Textauszug
Bayern führt 2026 den Wasserpfennig für Grundwasserentnahmen ein
Ab Juli 2026 führt Bayern eine neue Abgabe auf Grundwasserentnahmen ein. Die sogenannte Wasserpfennig-Gebühr soll Gelder für den Gewässerschutz einbringen. Mehrere andere Bundesländer erheben bereits seit Jahrzehnten ähnliche Umlagen.
Der Wasserpfennig existiert in Baden-Württemberg seit 1988. Berlin und Hamburg zogen ein Jahr später nach und führten 1989 eigene Versionen ein. Sachsen-Anhalt führte die Abgabe später ein, ab 2011.
Jedes Bundesland legt die Höhe der Gebühr selbst fest. Die eingenommenen Mittel fließen in den Schutz der Wasserressourcen und die Verbesserung ökologischer Standards. Mit seiner Entscheidung schließt sich Bayern der wachsenden Zahl von Regionen an, die auf diese Weise Naturschutzmaßnahmen finanzieren.
Die neue Abgabe gilt ab Juli 2026 für die Grundwasserentnahme in ganz Bayern. Unternehmen und Verbraucher, die Wasser fördern, müssen die Gebühr entrichten – die Sätze variieren je nach Standort. Die Einnahmen sollen langfristige Projekte zum Schutz des Wassers im Freistaat unterstützen.

Quelldaten
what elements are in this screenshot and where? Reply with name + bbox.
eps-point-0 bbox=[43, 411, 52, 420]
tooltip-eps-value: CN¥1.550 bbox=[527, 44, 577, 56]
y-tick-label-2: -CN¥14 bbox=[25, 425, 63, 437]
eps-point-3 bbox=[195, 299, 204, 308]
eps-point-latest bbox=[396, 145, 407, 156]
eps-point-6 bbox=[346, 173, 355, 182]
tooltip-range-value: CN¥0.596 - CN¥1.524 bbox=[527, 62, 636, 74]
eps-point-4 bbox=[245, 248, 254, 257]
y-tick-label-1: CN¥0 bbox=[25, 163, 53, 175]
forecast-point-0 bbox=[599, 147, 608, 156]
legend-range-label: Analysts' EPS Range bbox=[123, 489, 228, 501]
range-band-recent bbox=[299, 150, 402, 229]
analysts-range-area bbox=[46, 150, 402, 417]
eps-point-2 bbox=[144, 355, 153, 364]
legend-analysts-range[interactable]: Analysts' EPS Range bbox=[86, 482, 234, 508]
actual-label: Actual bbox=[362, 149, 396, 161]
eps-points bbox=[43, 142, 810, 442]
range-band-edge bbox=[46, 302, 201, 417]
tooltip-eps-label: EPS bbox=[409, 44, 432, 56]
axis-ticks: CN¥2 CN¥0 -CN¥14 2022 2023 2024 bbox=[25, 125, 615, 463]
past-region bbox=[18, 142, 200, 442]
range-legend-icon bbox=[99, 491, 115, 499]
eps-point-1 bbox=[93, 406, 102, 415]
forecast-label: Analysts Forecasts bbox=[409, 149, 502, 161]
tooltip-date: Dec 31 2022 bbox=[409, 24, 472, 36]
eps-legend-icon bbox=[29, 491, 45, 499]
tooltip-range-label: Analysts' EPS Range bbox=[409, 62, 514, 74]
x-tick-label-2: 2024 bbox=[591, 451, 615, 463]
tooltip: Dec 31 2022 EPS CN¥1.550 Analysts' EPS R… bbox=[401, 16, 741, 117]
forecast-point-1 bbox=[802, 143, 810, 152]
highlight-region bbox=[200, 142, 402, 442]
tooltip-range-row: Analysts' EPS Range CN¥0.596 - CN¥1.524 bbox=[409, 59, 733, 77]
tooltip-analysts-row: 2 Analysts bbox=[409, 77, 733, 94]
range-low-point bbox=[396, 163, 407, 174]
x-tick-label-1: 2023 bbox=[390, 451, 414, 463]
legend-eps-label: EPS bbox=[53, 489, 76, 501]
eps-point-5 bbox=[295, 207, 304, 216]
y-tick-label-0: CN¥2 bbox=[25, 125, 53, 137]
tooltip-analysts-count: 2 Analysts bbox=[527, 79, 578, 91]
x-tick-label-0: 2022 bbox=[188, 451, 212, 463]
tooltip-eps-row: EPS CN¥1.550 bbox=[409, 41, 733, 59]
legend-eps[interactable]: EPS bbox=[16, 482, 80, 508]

Aufgabe
Zitiere den Text über den Wasserpfennig in Bayern vollständig und ohne jede Änderung.

Die Antwort
Bayern führt 2026 den Wasserpfennig für Grundwasserentnahmen ein
Ab Juli 2026 führt Bayern eine neue Abgabe auf Grundwasserentnahmen ein. Die sogenannte Wasserpfennig-Gebühr soll Gelder für den Gewässerschutz einbringen. Mehrere andere Bundesländer erheben bereits seit Jahrzehnten ähnliche Umlagen.
Der Wasserpfennig existiert in Baden-Württemberg seit 1988. Berlin und Hamburg zogen ein Jahr später nach und führten 1989 eigene Versionen ein. Sachsen-Anhalt führte die Abgabe später ein, ab 2011.
Jedes Bundesland legt die Höhe der Gebühr selbst fest. Die eingenommenen Mittel fließen in den Schutz der Wasserressourcen und die Verbesserung ökologischer Standards. Mit seiner Entscheidung schließt sich Bayern der wachsenden Zahl von Regionen an, die auf diese Weise Naturschutzmaßnahmen finanzieren.
Die neue Abgabe gilt ab Juli 2026 für die Grundwasserentnahme in ganz Bayern. Unternehmen und Verbraucher, die Wasser fördern, müssen die Gebühr entrichten – die Sätze variieren je nach Standort. Die Einnahmen sollen langfristige Projekte zum Schutz des Wassers im Freistaat unterstützen.